▶ TASK OBJECTIVE:
Return, word for word, the lines starting at the one containing "226, 355, 243]" and ending at the one containing "104, 860, 132]", with both of those lines included.

○ ○ ○ ○ ○

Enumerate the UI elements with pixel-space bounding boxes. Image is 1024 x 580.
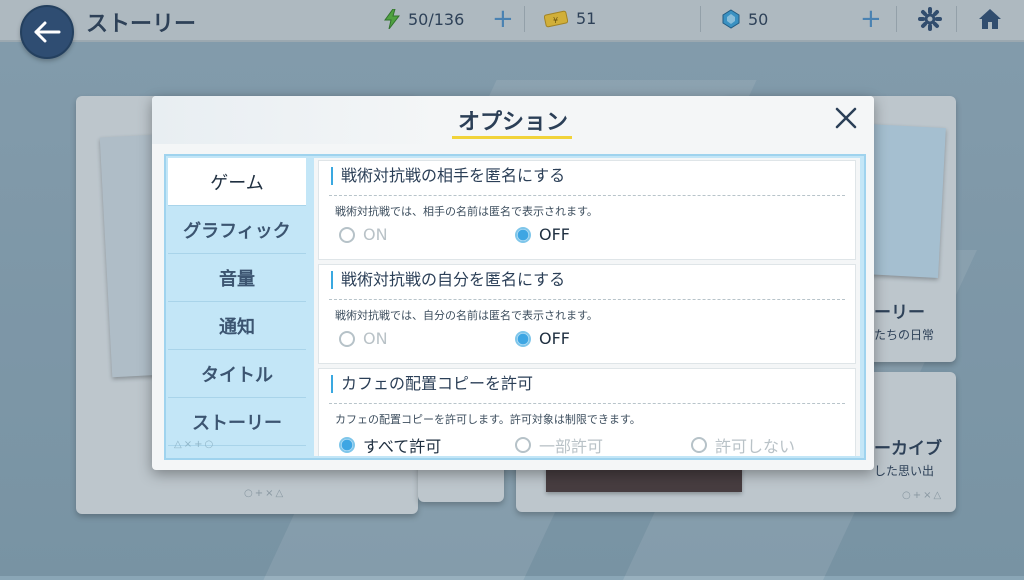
radio-button	[339, 226, 355, 243]
radio-button	[691, 437, 707, 453]
tabs-deco-symbols: △×+○	[174, 439, 216, 450]
radio-option-allow-some[interactable]: 一部許可	[515, 433, 603, 456]
tab-title[interactable]: タイトル	[168, 350, 306, 398]
tab-game[interactable]: ゲーム	[168, 158, 306, 206]
radio-button-selected	[515, 330, 531, 347]
radio-label: OFF	[539, 329, 570, 348]
radio-option-off[interactable]: OFF	[515, 329, 570, 348]
divider	[329, 195, 845, 196]
dialog-header: オプション	[152, 96, 874, 144]
tab-graphics[interactable]: グラフィック	[168, 206, 306, 254]
setting-description: 戦術対抗戦では、自分の名前は匿名で表示されます。	[335, 309, 598, 322]
radio-label: OFF	[539, 225, 570, 244]
setting-description: 戦術対抗戦では、相手の名前は匿名で表示されます。	[335, 205, 598, 218]
close-icon[interactable]	[832, 104, 860, 132]
back-button[interactable]	[20, 5, 74, 59]
radio-button	[515, 437, 531, 453]
dialog-body: ゲーム グラフィック 音量 通知 タイトル ストーリー △×+○ 戦術対抗戦の相…	[164, 154, 866, 460]
radio-button-selected	[339, 437, 355, 453]
radio-option-on[interactable]: ON	[339, 329, 388, 348]
radio-label: 許可しない	[715, 437, 796, 456]
setting-hide-own-name: 戦術対抗戦の自分を匿名にする 戦術対抗戦では、自分の名前は匿名で表示されます。 …	[318, 264, 856, 364]
setting-title: 戦術対抗戦の相手を匿名にする	[331, 167, 565, 185]
tab-notifications[interactable]: 通知	[168, 302, 306, 350]
radio-label: ON	[363, 225, 388, 244]
arrow-left-icon	[34, 21, 61, 43]
radio-option-off[interactable]: OFF	[515, 225, 570, 244]
options-tabs: ゲーム グラフィック 音量 通知 タイトル ストーリー △×+○	[168, 158, 306, 456]
setting-cafe-layout-copy: カフェの配置コピーを許可 カフェの配置コピーを許可します。許可対象は制限できます…	[318, 368, 856, 456]
dialog-title: オプション	[457, 110, 568, 135]
setting-title: カフェの配置コピーを許可	[331, 375, 533, 393]
options-dialog: オプション ゲーム グラフィック 音量 通知 タイトル ストーリー △×+○ 戦…	[152, 96, 874, 470]
radio-button	[339, 330, 355, 347]
tab-volume[interactable]: 音量	[168, 254, 306, 302]
setting-description: カフェの配置コピーを許可します。許可対象は制限できます。	[335, 413, 641, 426]
radio-option-allow-all[interactable]: すべて許可	[339, 433, 441, 456]
radio-label: ON	[363, 329, 388, 348]
setting-hide-opponent-name: 戦術対抗戦の相手を匿名にする 戦術対抗戦では、相手の名前は匿名で表示されます。 …	[318, 160, 856, 260]
setting-title: 戦術対抗戦の自分を匿名にする	[331, 271, 565, 289]
radio-label: すべて許可	[363, 437, 442, 456]
radio-option-deny[interactable]: 許可しない	[691, 433, 795, 456]
divider	[329, 299, 845, 300]
radio-button-selected	[515, 226, 531, 243]
settings-scroll-panel[interactable]: 戦術対抗戦の相手を匿名にする 戦術対抗戦では、相手の名前は匿名で表示されます。 …	[314, 158, 860, 456]
radio-option-on[interactable]: ON	[339, 225, 388, 244]
title-underline	[452, 136, 572, 139]
radio-label: 一部許可	[539, 437, 604, 456]
divider	[329, 403, 845, 404]
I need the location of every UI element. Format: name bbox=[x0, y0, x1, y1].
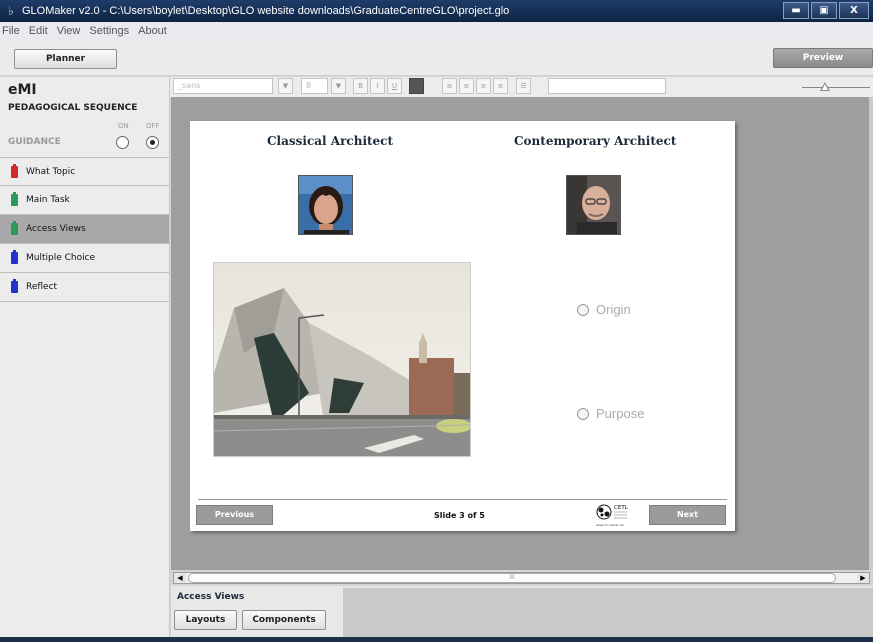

○ ○ ○ ○ ○

▶ THE OUTPUT:
radio-button	[339, 226, 355, 243]
radio-button	[691, 437, 707, 453]
tabs-deco-symbols: △×+○	[174, 439, 216, 450]
radio-option-allow-some[interactable]: 一部許可	[515, 433, 603, 456]
tab-title[interactable]: タイトル	[168, 350, 306, 398]
tab-game[interactable]: ゲーム	[168, 158, 306, 206]
radio-button-selected	[515, 330, 531, 347]
radio-label: OFF	[539, 329, 570, 348]
radio-option-off[interactable]: OFF	[515, 329, 570, 348]
divider	[329, 195, 845, 196]
dialog-header: オプション	[152, 96, 874, 144]
tab-graphics[interactable]: グラフィック	[168, 206, 306, 254]
setting-description: 戦術対抗戦では、自分の名前は匿名で表示されます。	[335, 309, 598, 322]
radio-label: OFF	[539, 225, 570, 244]
setting-description: 戦術対抗戦では、相手の名前は匿名で表示されます。	[335, 205, 598, 218]
close-icon[interactable]	[832, 104, 860, 132]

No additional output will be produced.